'''
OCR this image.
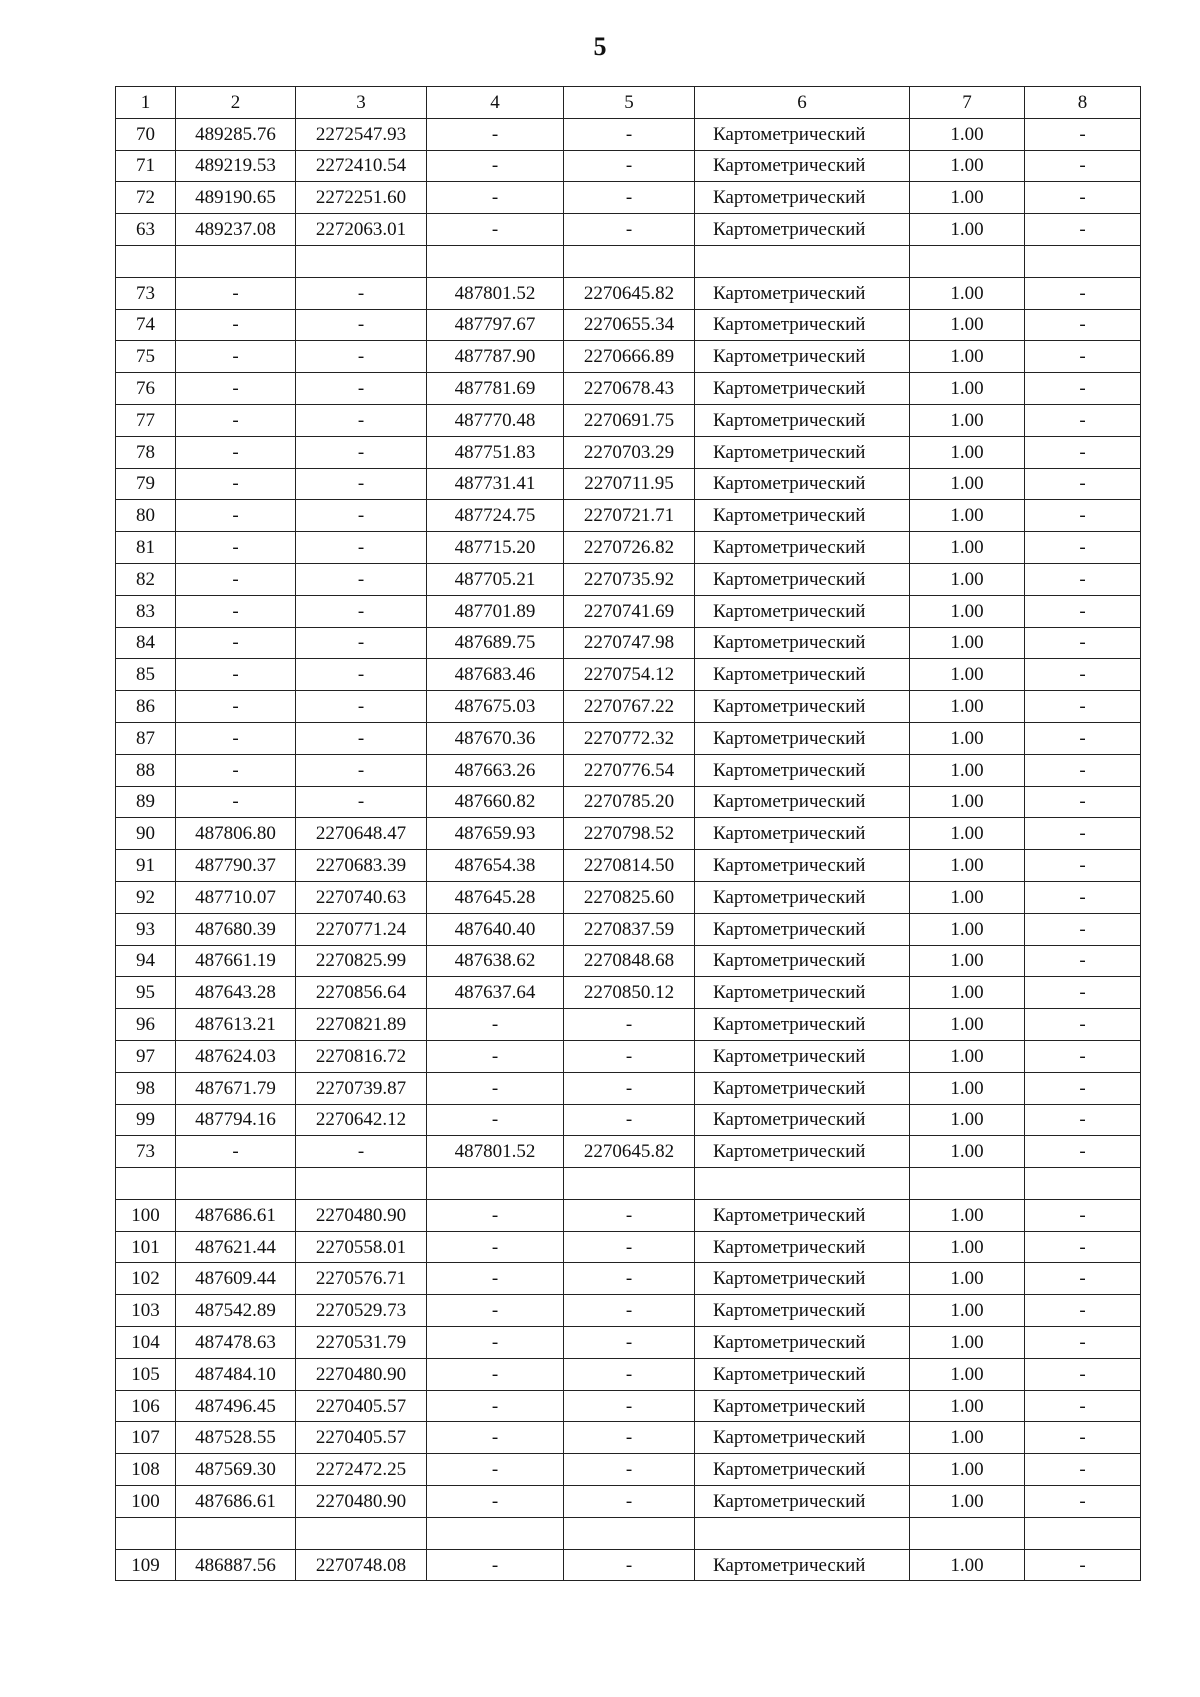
5
1	2	3	4	5	6	7	8
70	489285.76	2272547.93	-	-	Картометрический	1.00	-
71	489219.53	2272410.54	-	-	Картометрический	1.00	-
72	489190.65	2272251.60	-	-	Картометрический	1.00	-
63	489237.08	2272063.01	-	-	Картометрический	1.00	-

73	-	-	487801.52	2270645.82	Картометрический	1.00	-
74	-	-	487797.67	2270655.34	Картометрический	1.00	-
75	-	-	487787.90	2270666.89	Картометрический	1.00	-
76	-	-	487781.69	2270678.43	Картометрический	1.00	-
77	-	-	487770.48	2270691.75	Картометрический	1.00	-
78	-	-	487751.83	2270703.29	Картометрический	1.00	-
79	-	-	487731.41	2270711.95	Картометрический	1.00	-
80	-	-	487724.75	2270721.71	Картометрический	1.00	-
81	-	-	487715.20	2270726.82	Картометрический	1.00	-
82	-	-	487705.21	2270735.92	Картометрический	1.00	-
83	-	-	487701.89	2270741.69	Картометрический	1.00	-
84	-	-	487689.75	2270747.98	Картометрический	1.00	-
85	-	-	487683.46	2270754.12	Картометрический	1.00	-
86	-	-	487675.03	2270767.22	Картометрический	1.00	-
87	-	-	487670.36	2270772.32	Картометрический	1.00	-
88	-	-	487663.26	2270776.54	Картометрический	1.00	-
89	-	-	487660.82	2270785.20	Картометрический	1.00	-
90	487806.80	2270648.47	487659.93	2270798.52	Картометрический	1.00	-
91	487790.37	2270683.39	487654.38	2270814.50	Картометрический	1.00	-
92	487710.07	2270740.63	487645.28	2270825.60	Картометрический	1.00	-
93	487680.39	2270771.24	487640.40	2270837.59	Картометрический	1.00	-
94	487661.19	2270825.99	487638.62	2270848.68	Картометрический	1.00	-
95	487643.28	2270856.64	487637.64	2270850.12	Картометрический	1.00	-
96	487613.21	2270821.89	-	-	Картометрический	1.00	-
97	487624.03	2270816.72	-	-	Картометрический	1.00	-
98	487671.79	2270739.87	-	-	Картометрический	1.00	-
99	487794.16	2270642.12	-	-	Картометрический	1.00	-
73	-	-	487801.52	2270645.82	Картометрический	1.00	-

100	487686.61	2270480.90	-	-	Картометрический	1.00	-
101	487621.44	2270558.01	-	-	Картометрический	1.00	-
102	487609.44	2270576.71	-	-	Картометрический	1.00	-
103	487542.89	2270529.73	-	-	Картометрический	1.00	-
104	487478.63	2270531.79	-	-	Картометрический	1.00	-
105	487484.10	2270480.90	-	-	Картометрический	1.00	-
106	487496.45	2270405.57	-	-	Картометрический	1.00	-
107	487528.55	2270405.57	-	-	Картометрический	1.00	-
108	487569.30	2272472.25	-	-	Картометрический	1.00	-
100	487686.61	2270480.90	-	-	Картометрический	1.00	-

109	486887.56	2270748.08	-	-	Картометрический	1.00	-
'''
Given task => From start to finish, output the listing exactly, but omit its pictures.

Task response =>
OCR this image.
5
1	2	3	4	5	6	7	8
70	489285.76	2272547.93	-	-	Картометрический	1.00	-
71	489219.53	2272410.54	-	-	Картометрический	1.00	-
72	489190.65	2272251.60	-	-	Картометрический	1.00	-
63	489237.08	2272063.01	-	-	Картометрический	1.00	-

73	-	-	487801.52	2270645.82	Картометрический	1.00	-
74	-	-	487797.67	2270655.34	Картометрический	1.00	-
75	-	-	487787.90	2270666.89	Картометрический	1.00	-
76	-	-	487781.69	2270678.43	Картометрический	1.00	-
77	-	-	487770.48	2270691.75	Картометрический	1.00	-
78	-	-	487751.83	2270703.29	Картометрический	1.00	-
79	-	-	487731.41	2270711.95	Картометрический	1.00	-
80	-	-	487724.75	2270721.71	Картометрический	1.00	-
81	-	-	487715.20	2270726.82	Картометрический	1.00	-
82	-	-	487705.21	2270735.92	Картометрический	1.00	-
83	-	-	487701.89	2270741.69	Картометрический	1.00	-
84	-	-	487689.75	2270747.98	Картометрический	1.00	-
85	-	-	487683.46	2270754.12	Картометрический	1.00	-
86	-	-	487675.03	2270767.22	Картометрический	1.00	-
87	-	-	487670.36	2270772.32	Картометрический	1.00	-
88	-	-	487663.26	2270776.54	Картометрический	1.00	-
89	-	-	487660.82	2270785.20	Картометрический	1.00	-
90	487806.80	2270648.47	487659.93	2270798.52	Картометрический	1.00	-
91	487790.37	2270683.39	487654.38	2270814.50	Картометрический	1.00	-
92	487710.07	2270740.63	487645.28	2270825.60	Картометрический	1.00	-
93	487680.39	2270771.24	487640.40	2270837.59	Картометрический	1.00	-
94	487661.19	2270825.99	487638.62	2270848.68	Картометрический	1.00	-
95	487643.28	2270856.64	487637.64	2270850.12	Картометрический	1.00	-
96	487613.21	2270821.89	-	-	Картометрический	1.00	-
97	487624.03	2270816.72	-	-	Картометрический	1.00	-
98	487671.79	2270739.87	-	-	Картометрический	1.00	-
99	487794.16	2270642.12	-	-	Картометрический	1.00	-
73	-	-	487801.52	2270645.82	Картометрический	1.00	-

100	487686.61	2270480.90	-	-	Картометрический	1.00	-
101	487621.44	2270558.01	-	-	Картометрический	1.00	-
102	487609.44	2270576.71	-	-	Картометрический	1.00	-
103	487542.89	2270529.73	-	-	Картометрический	1.00	-
104	487478.63	2270531.79	-	-	Картометрический	1.00	-
105	487484.10	2270480.90	-	-	Картометрический	1.00	-
106	487496.45	2270405.57	-	-	Картометрический	1.00	-
107	487528.55	2270405.57	-	-	Картометрический	1.00	-
108	487569.30	2272472.25	-	-	Картометрический	1.00	-
100	487686.61	2270480.90	-	-	Картометрический	1.00	-

109	486887.56	2270748.08	-	-	Картометрический	1.00	-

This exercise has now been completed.